Figure record extracts
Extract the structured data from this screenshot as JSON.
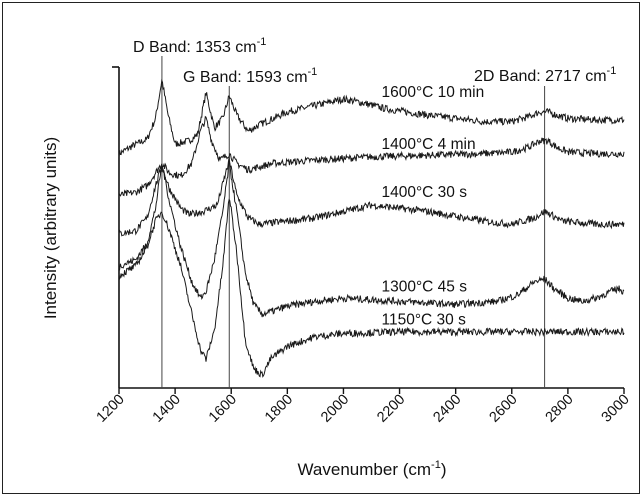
{
  "chart_data": {
    "type": "line",
    "xlabel": "Wavenumber (cm",
    "xlabel_sup": "-1",
    "xlabel_close": ")",
    "ylabel": "Intensity (arbitrary units)",
    "xlim": [
      1200,
      3000
    ],
    "ylim": [
      0,
      100
    ],
    "x_ticks": [
      "1200",
      "1400",
      "1600",
      "1800",
      "2000",
      "2200",
      "2400",
      "2600",
      "2800",
      "3000"
    ],
    "y_ticks_shown": false,
    "grid": false,
    "legend": "none",
    "annotations": [
      {
        "text": "D Band: 1353 cm",
        "sup": "-1",
        "x": 1353
      },
      {
        "text": "G Band: 1593 cm",
        "sup": "-1",
        "x": 1593
      },
      {
        "text": "2D Band: 2717 cm",
        "sup": "-1",
        "x": 2717
      }
    ],
    "series": [
      {
        "name": "1600°C 10 min",
        "label_x": 2100,
        "points": [
          [
            1200,
            73
          ],
          [
            1250,
            75.5
          ],
          [
            1300,
            77.5
          ],
          [
            1330,
            84
          ],
          [
            1353,
            96
          ],
          [
            1375,
            85
          ],
          [
            1400,
            76
          ],
          [
            1450,
            77
          ],
          [
            1480,
            79
          ],
          [
            1510,
            92
          ],
          [
            1540,
            81
          ],
          [
            1570,
            84
          ],
          [
            1593,
            91
          ],
          [
            1620,
            85
          ],
          [
            1660,
            80
          ],
          [
            1700,
            82
          ],
          [
            1800,
            86
          ],
          [
            1900,
            88
          ],
          [
            2000,
            90
          ],
          [
            2060,
            89
          ],
          [
            2150,
            87
          ],
          [
            2300,
            85
          ],
          [
            2500,
            83
          ],
          [
            2600,
            83
          ],
          [
            2660,
            84.5
          ],
          [
            2700,
            86
          ],
          [
            2730,
            86
          ],
          [
            2760,
            85
          ],
          [
            2800,
            84
          ],
          [
            2900,
            83.5
          ],
          [
            3000,
            83.5
          ]
        ]
      },
      {
        "name": "1400°C  4 min",
        "label_x": 2100,
        "points": [
          [
            1200,
            60
          ],
          [
            1260,
            61
          ],
          [
            1300,
            63
          ],
          [
            1330,
            67
          ],
          [
            1353,
            70
          ],
          [
            1380,
            67
          ],
          [
            1420,
            66
          ],
          [
            1460,
            70
          ],
          [
            1490,
            80
          ],
          [
            1510,
            84
          ],
          [
            1530,
            77
          ],
          [
            1560,
            71
          ],
          [
            1593,
            73
          ],
          [
            1620,
            70
          ],
          [
            1660,
            68
          ],
          [
            1750,
            70
          ],
          [
            1900,
            71
          ],
          [
            2100,
            72
          ],
          [
            2300,
            72.5
          ],
          [
            2500,
            73
          ],
          [
            2600,
            73.5
          ],
          [
            2660,
            75
          ],
          [
            2700,
            77
          ],
          [
            2730,
            77
          ],
          [
            2760,
            75
          ],
          [
            2800,
            73.5
          ],
          [
            2900,
            73
          ],
          [
            3000,
            73
          ]
        ]
      },
      {
        "name": "1400°C 30 s",
        "label_x": 2100,
        "points": [
          [
            1200,
            48
          ],
          [
            1260,
            49
          ],
          [
            1300,
            53
          ],
          [
            1330,
            63
          ],
          [
            1353,
            69
          ],
          [
            1380,
            62
          ],
          [
            1420,
            56
          ],
          [
            1450,
            54
          ],
          [
            1500,
            55
          ],
          [
            1550,
            57
          ],
          [
            1593,
            71
          ],
          [
            1620,
            60
          ],
          [
            1660,
            53
          ],
          [
            1700,
            51
          ],
          [
            1800,
            52
          ],
          [
            1900,
            53
          ],
          [
            2000,
            55
          ],
          [
            2100,
            57
          ],
          [
            2200,
            56
          ],
          [
            2300,
            55
          ],
          [
            2400,
            53.5
          ],
          [
            2500,
            52
          ],
          [
            2600,
            51
          ],
          [
            2680,
            53
          ],
          [
            2717,
            55
          ],
          [
            2740,
            54
          ],
          [
            2780,
            52
          ],
          [
            2900,
            51
          ],
          [
            3000,
            51
          ]
        ]
      },
      {
        "name": "1300°C 45 s",
        "label_x": 2100,
        "points": [
          [
            1200,
            38
          ],
          [
            1260,
            40
          ],
          [
            1300,
            45
          ],
          [
            1330,
            56
          ],
          [
            1353,
            70
          ],
          [
            1380,
            58
          ],
          [
            1420,
            44
          ],
          [
            1460,
            33
          ],
          [
            1490,
            28
          ],
          [
            1510,
            30
          ],
          [
            1540,
            40
          ],
          [
            1570,
            55
          ],
          [
            1593,
            70
          ],
          [
            1620,
            55
          ],
          [
            1650,
            36
          ],
          [
            1680,
            26
          ],
          [
            1710,
            23
          ],
          [
            1750,
            24
          ],
          [
            1800,
            25.5
          ],
          [
            1900,
            27
          ],
          [
            2000,
            28
          ],
          [
            2200,
            27
          ],
          [
            2400,
            26
          ],
          [
            2550,
            27
          ],
          [
            2620,
            29
          ],
          [
            2680,
            33
          ],
          [
            2717,
            34
          ],
          [
            2750,
            31
          ],
          [
            2800,
            28
          ],
          [
            2850,
            27
          ],
          [
            2900,
            28
          ],
          [
            2950,
            30
          ],
          [
            2980,
            31
          ],
          [
            3000,
            30
          ]
        ]
      },
      {
        "name": "1150°C 30 s",
        "label_x": 2100,
        "points": [
          [
            1200,
            35
          ],
          [
            1260,
            38
          ],
          [
            1300,
            44
          ],
          [
            1330,
            52
          ],
          [
            1353,
            55
          ],
          [
            1380,
            49
          ],
          [
            1420,
            38
          ],
          [
            1460,
            23
          ],
          [
            1490,
            12
          ],
          [
            1510,
            9
          ],
          [
            1540,
            18
          ],
          [
            1570,
            38
          ],
          [
            1593,
            60
          ],
          [
            1620,
            42
          ],
          [
            1650,
            15
          ],
          [
            1680,
            6
          ],
          [
            1710,
            4
          ],
          [
            1740,
            9
          ],
          [
            1800,
            13
          ],
          [
            1900,
            16
          ],
          [
            2000,
            17
          ],
          [
            2200,
            17.5
          ],
          [
            2400,
            17.5
          ],
          [
            2600,
            17.5
          ],
          [
            2700,
            17.5
          ],
          [
            2800,
            17.5
          ],
          [
            2900,
            17.5
          ],
          [
            3000,
            17.5
          ]
        ]
      }
    ]
  }
}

» **EXERCISE**: Omit the pictures, then output the rest of the listing exactly.

» **TASK ANSWER**:
Extract the structured data from this screenshot as JSON.
{
  "chart_data": {
    "type": "line",
    "xlabel": "Wavenumber (cm",
    "xlabel_sup": "-1",
    "xlabel_close": ")",
    "ylabel": "Intensity (arbitrary units)",
    "xlim": [
      1200,
      3000
    ],
    "ylim": [
      0,
      100
    ],
    "x_ticks": [
      "1200",
      "1400",
      "1600",
      "1800",
      "2000",
      "2200",
      "2400",
      "2600",
      "2800",
      "3000"
    ],
    "y_ticks_shown": false,
    "grid": false,
    "legend": "none",
    "annotations": [
      {
        "text": "D Band: 1353 cm",
        "sup": "-1",
        "x": 1353
      },
      {
        "text": "G Band: 1593 cm",
        "sup": "-1",
        "x": 1593
      },
      {
        "text": "2D Band: 2717 cm",
        "sup": "-1",
        "x": 2717
      }
    ],
    "series": [
      {
        "name": "1600°C 10 min",
        "label_x": 2100,
        "points": [
          [
            1200,
            73
          ],
          [
            1250,
            75.5
          ],
          [
            1300,
            77.5
          ],
          [
            1330,
            84
          ],
          [
            1353,
            96
          ],
          [
            1375,
            85
          ],
          [
            1400,
            76
          ],
          [
            1450,
            77
          ],
          [
            1480,
            79
          ],
          [
            1510,
            92
          ],
          [
            1540,
            81
          ],
          [
            1570,
            84
          ],
          [
            1593,
            91
          ],
          [
            1620,
            85
          ],
          [
            1660,
            80
          ],
          [
            1700,
            82
          ],
          [
            1800,
            86
          ],
          [
            1900,
            88
          ],
          [
            2000,
            90
          ],
          [
            2060,
            89
          ],
          [
            2150,
            87
          ],
          [
            2300,
            85
          ],
          [
            2500,
            83
          ],
          [
            2600,
            83
          ],
          [
            2660,
            84.5
          ],
          [
            2700,
            86
          ],
          [
            2730,
            86
          ],
          [
            2760,
            85
          ],
          [
            2800,
            84
          ],
          [
            2900,
            83.5
          ],
          [
            3000,
            83.5
          ]
        ]
      },
      {
        "name": "1400°C  4 min",
        "label_x": 2100,
        "points": [
          [
            1200,
            60
          ],
          [
            1260,
            61
          ],
          [
            1300,
            63
          ],
          [
            1330,
            67
          ],
          [
            1353,
            70
          ],
          [
            1380,
            67
          ],
          [
            1420,
            66
          ],
          [
            1460,
            70
          ],
          [
            1490,
            80
          ],
          [
            1510,
            84
          ],
          [
            1530,
            77
          ],
          [
            1560,
            71
          ],
          [
            1593,
            73
          ],
          [
            1620,
            70
          ],
          [
            1660,
            68
          ],
          [
            1750,
            70
          ],
          [
            1900,
            71
          ],
          [
            2100,
            72
          ],
          [
            2300,
            72.5
          ],
          [
            2500,
            73
          ],
          [
            2600,
            73.5
          ],
          [
            2660,
            75
          ],
          [
            2700,
            77
          ],
          [
            2730,
            77
          ],
          [
            2760,
            75
          ],
          [
            2800,
            73.5
          ],
          [
            2900,
            73
          ],
          [
            3000,
            73
          ]
        ]
      },
      {
        "name": "1400°C 30 s",
        "label_x": 2100,
        "points": [
          [
            1200,
            48
          ],
          [
            1260,
            49
          ],
          [
            1300,
            53
          ],
          [
            1330,
            63
          ],
          [
            1353,
            69
          ],
          [
            1380,
            62
          ],
          [
            1420,
            56
          ],
          [
            1450,
            54
          ],
          [
            1500,
            55
          ],
          [
            1550,
            57
          ],
          [
            1593,
            71
          ],
          [
            1620,
            60
          ],
          [
            1660,
            53
          ],
          [
            1700,
            51
          ],
          [
            1800,
            52
          ],
          [
            1900,
            53
          ],
          [
            2000,
            55
          ],
          [
            2100,
            57
          ],
          [
            2200,
            56
          ],
          [
            2300,
            55
          ],
          [
            2400,
            53.5
          ],
          [
            2500,
            52
          ],
          [
            2600,
            51
          ],
          [
            2680,
            53
          ],
          [
            2717,
            55
          ],
          [
            2740,
            54
          ],
          [
            2780,
            52
          ],
          [
            2900,
            51
          ],
          [
            3000,
            51
          ]
        ]
      },
      {
        "name": "1300°C 45 s",
        "label_x": 2100,
        "points": [
          [
            1200,
            38
          ],
          [
            1260,
            40
          ],
          [
            1300,
            45
          ],
          [
            1330,
            56
          ],
          [
            1353,
            70
          ],
          [
            1380,
            58
          ],
          [
            1420,
            44
          ],
          [
            1460,
            33
          ],
          [
            1490,
            28
          ],
          [
            1510,
            30
          ],
          [
            1540,
            40
          ],
          [
            1570,
            55
          ],
          [
            1593,
            70
          ],
          [
            1620,
            55
          ],
          [
            1650,
            36
          ],
          [
            1680,
            26
          ],
          [
            1710,
            23
          ],
          [
            1750,
            24
          ],
          [
            1800,
            25.5
          ],
          [
            1900,
            27
          ],
          [
            2000,
            28
          ],
          [
            2200,
            27
          ],
          [
            2400,
            26
          ],
          [
            2550,
            27
          ],
          [
            2620,
            29
          ],
          [
            2680,
            33
          ],
          [
            2717,
            34
          ],
          [
            2750,
            31
          ],
          [
            2800,
            28
          ],
          [
            2850,
            27
          ],
          [
            2900,
            28
          ],
          [
            2950,
            30
          ],
          [
            2980,
            31
          ],
          [
            3000,
            30
          ]
        ]
      },
      {
        "name": "1150°C 30 s",
        "label_x": 2100,
        "points": [
          [
            1200,
            35
          ],
          [
            1260,
            38
          ],
          [
            1300,
            44
          ],
          [
            1330,
            52
          ],
          [
            1353,
            55
          ],
          [
            1380,
            49
          ],
          [
            1420,
            38
          ],
          [
            1460,
            23
          ],
          [
            1490,
            12
          ],
          [
            1510,
            9
          ],
          [
            1540,
            18
          ],
          [
            1570,
            38
          ],
          [
            1593,
            60
          ],
          [
            1620,
            42
          ],
          [
            1650,
            15
          ],
          [
            1680,
            6
          ],
          [
            1710,
            4
          ],
          [
            1740,
            9
          ],
          [
            1800,
            13
          ],
          [
            1900,
            16
          ],
          [
            2000,
            17
          ],
          [
            2200,
            17.5
          ],
          [
            2400,
            17.5
          ],
          [
            2600,
            17.5
          ],
          [
            2700,
            17.5
          ],
          [
            2800,
            17.5
          ],
          [
            2900,
            17.5
          ],
          [
            3000,
            17.5
          ]
        ]
      }
    ]
  }
}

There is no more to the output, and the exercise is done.